Exercise brief —
Extract all records. Keep each one exact.

Exercise materials —
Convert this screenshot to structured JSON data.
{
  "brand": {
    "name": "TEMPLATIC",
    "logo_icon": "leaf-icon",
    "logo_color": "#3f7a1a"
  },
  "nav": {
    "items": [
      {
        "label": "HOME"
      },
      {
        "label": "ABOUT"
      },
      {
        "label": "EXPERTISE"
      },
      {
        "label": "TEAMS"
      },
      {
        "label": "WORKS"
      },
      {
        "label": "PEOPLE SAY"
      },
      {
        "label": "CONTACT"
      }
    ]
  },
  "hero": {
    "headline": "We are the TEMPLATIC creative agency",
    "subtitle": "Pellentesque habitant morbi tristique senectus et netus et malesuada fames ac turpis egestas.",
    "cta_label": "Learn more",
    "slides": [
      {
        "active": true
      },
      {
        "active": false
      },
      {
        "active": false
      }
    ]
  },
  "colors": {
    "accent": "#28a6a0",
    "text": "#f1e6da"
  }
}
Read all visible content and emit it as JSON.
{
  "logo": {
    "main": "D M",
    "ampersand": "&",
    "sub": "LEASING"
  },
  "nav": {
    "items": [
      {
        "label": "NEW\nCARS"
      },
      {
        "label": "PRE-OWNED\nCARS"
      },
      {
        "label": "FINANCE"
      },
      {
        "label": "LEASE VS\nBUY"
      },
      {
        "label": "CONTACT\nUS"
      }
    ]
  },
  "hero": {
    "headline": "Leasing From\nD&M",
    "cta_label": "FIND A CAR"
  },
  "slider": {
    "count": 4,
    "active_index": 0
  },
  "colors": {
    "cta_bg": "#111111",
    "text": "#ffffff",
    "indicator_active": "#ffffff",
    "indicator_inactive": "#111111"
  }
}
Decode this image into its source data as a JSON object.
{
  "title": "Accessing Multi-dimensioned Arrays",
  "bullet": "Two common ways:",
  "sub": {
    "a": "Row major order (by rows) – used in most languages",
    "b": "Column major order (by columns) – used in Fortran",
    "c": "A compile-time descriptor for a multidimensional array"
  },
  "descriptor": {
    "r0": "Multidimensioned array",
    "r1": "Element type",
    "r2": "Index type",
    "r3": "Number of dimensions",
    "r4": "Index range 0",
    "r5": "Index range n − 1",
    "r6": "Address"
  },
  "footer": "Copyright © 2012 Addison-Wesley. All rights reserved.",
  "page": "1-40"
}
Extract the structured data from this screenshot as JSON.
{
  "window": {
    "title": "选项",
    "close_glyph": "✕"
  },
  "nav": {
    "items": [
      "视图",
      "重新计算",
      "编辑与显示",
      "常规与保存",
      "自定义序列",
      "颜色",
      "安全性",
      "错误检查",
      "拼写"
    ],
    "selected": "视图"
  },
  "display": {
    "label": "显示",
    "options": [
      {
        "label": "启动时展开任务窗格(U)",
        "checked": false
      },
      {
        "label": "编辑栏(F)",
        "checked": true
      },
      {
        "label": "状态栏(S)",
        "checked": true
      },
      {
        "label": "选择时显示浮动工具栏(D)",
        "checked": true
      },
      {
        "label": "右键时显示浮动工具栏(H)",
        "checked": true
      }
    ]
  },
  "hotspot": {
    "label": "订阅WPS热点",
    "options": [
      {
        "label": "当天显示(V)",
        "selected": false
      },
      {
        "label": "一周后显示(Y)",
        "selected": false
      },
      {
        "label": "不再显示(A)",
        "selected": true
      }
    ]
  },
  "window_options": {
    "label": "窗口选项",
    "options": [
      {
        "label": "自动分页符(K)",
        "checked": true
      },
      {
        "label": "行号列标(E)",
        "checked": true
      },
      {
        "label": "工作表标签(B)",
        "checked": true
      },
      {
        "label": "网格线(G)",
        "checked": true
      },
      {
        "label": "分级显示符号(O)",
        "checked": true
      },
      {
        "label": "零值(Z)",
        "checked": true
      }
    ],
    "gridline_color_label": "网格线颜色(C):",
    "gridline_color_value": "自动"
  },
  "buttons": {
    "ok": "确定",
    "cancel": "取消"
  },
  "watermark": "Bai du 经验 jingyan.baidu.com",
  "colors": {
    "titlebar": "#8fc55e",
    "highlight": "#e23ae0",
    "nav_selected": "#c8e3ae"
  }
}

Full solution —
Convert this screenshot to structured JSON data.
{
  "brand": {
    "name": "TEMPLATIC",
    "logo_icon": "leaf-icon",
    "logo_color": "#3f7a1a"
  },
  "nav": {
    "items": [
      {
        "label": "HOME"
      },
      {
        "label": "ABOUT"
      },
      {
        "label": "EXPERTISE"
      },
      {
        "label": "TEAMS"
      },
      {
        "label": "WORKS"
      },
      {
        "label": "PEOPLE SAY"
      },
      {
        "label": "CONTACT"
      }
    ]
  },
  "hero": {
    "headline": "We are the TEMPLATIC creative agency",
    "subtitle": "Pellentesque habitant morbi tristique senectus et netus et malesuada fames ac turpis egestas.",
    "cta_label": "Learn more",
    "slides": [
      {
        "active": true
      },
      {
        "active": false
      },
      {
        "active": false
      }
    ]
  },
  "colors": {
    "accent": "#28a6a0",
    "text": "#f1e6da"
  }
}
Read all visible content and emit it as JSON.
{
  "logo": {
    "main": "D M",
    "ampersand": "&",
    "sub": "LEASING"
  },
  "nav": {
    "items": [
      {
        "label": "NEW\nCARS"
      },
      {
        "label": "PRE-OWNED\nCARS"
      },
      {
        "label": "FINANCE"
      },
      {
        "label": "LEASE VS\nBUY"
      },
      {
        "label": "CONTACT\nUS"
      }
    ]
  },
  "hero": {
    "headline": "Leasing From\nD&M",
    "cta_label": "FIND A CAR"
  },
  "slider": {
    "count": 4,
    "active_index": 0
  },
  "colors": {
    "cta_bg": "#111111",
    "text": "#ffffff",
    "indicator_active": "#ffffff",
    "indicator_inactive": "#111111"
  }
}
Decode this image into its source data as a JSON object.
{
  "title": "Accessing Multi-dimensioned Arrays",
  "bullet": "Two common ways:",
  "sub": {
    "a": "Row major order (by rows) – used in most languages",
    "b": "Column major order (by columns) – used in Fortran",
    "c": "A compile-time descriptor for a multidimensional array"
  },
  "descriptor": {
    "r0": "Multidimensioned array",
    "r1": "Element type",
    "r2": "Index type",
    "r3": "Number of dimensions",
    "r4": "Index range 0",
    "r5": "Index range n − 1",
    "r6": "Address"
  },
  "footer": "Copyright © 2012 Addison-Wesley. All rights reserved.",
  "page": "1-40"
}
Extract the structured data from this screenshot as JSON.
{
  "window": {
    "title": "选项",
    "close_glyph": "✕"
  },
  "nav": {
    "items": [
      "视图",
      "重新计算",
      "编辑与显示",
      "常规与保存",
      "自定义序列",
      "颜色",
      "安全性",
      "错误检查",
      "拼写"
    ],
    "selected": "视图"
  },
  "display": {
    "label": "显示",
    "options": [
      {
        "label": "启动时展开任务窗格(U)",
        "checked": false
      },
      {
        "label": "编辑栏(F)",
        "checked": true
      },
      {
        "label": "状态栏(S)",
        "checked": true
      },
      {
        "label": "选择时显示浮动工具栏(D)",
        "checked": true
      },
      {
        "label": "右键时显示浮动工具栏(H)",
        "checked": true
      }
    ]
  },
  "hotspot": {
    "label": "订阅WPS热点",
    "options": [
      {
        "label": "当天显示(V)",
        "selected": false
      },
      {
        "label": "一周后显示(Y)",
        "selected": false
      },
      {
        "label": "不再显示(A)",
        "selected": true
      }
    ]
  },
  "window_options": {
    "label": "窗口选项",
    "options": [
      {
        "label": "自动分页符(K)",
        "checked": true
      },
      {
        "label": "行号列标(E)",
        "checked": true
      },
      {
        "label": "工作表标签(B)",
        "checked": true
      },
      {
        "label": "网格线(G)",
        "checked": true
      },
      {
        "label": "分级显示符号(O)",
        "checked": true
      },
      {
        "label": "零值(Z)",
        "checked": true
      }
    ],
    "gridline_color_label": "网格线颜色(C):",
    "gridline_color_value": "自动"
  },
  "buttons": {
    "ok": "确定",
    "cancel": "取消"
  },
  "watermark": "Bai du 经验 jingyan.baidu.com",
  "colors": {
    "titlebar": "#8fc55e",
    "highlight": "#e23ae0",
    "nav_selected": "#c8e3ae"
  }
}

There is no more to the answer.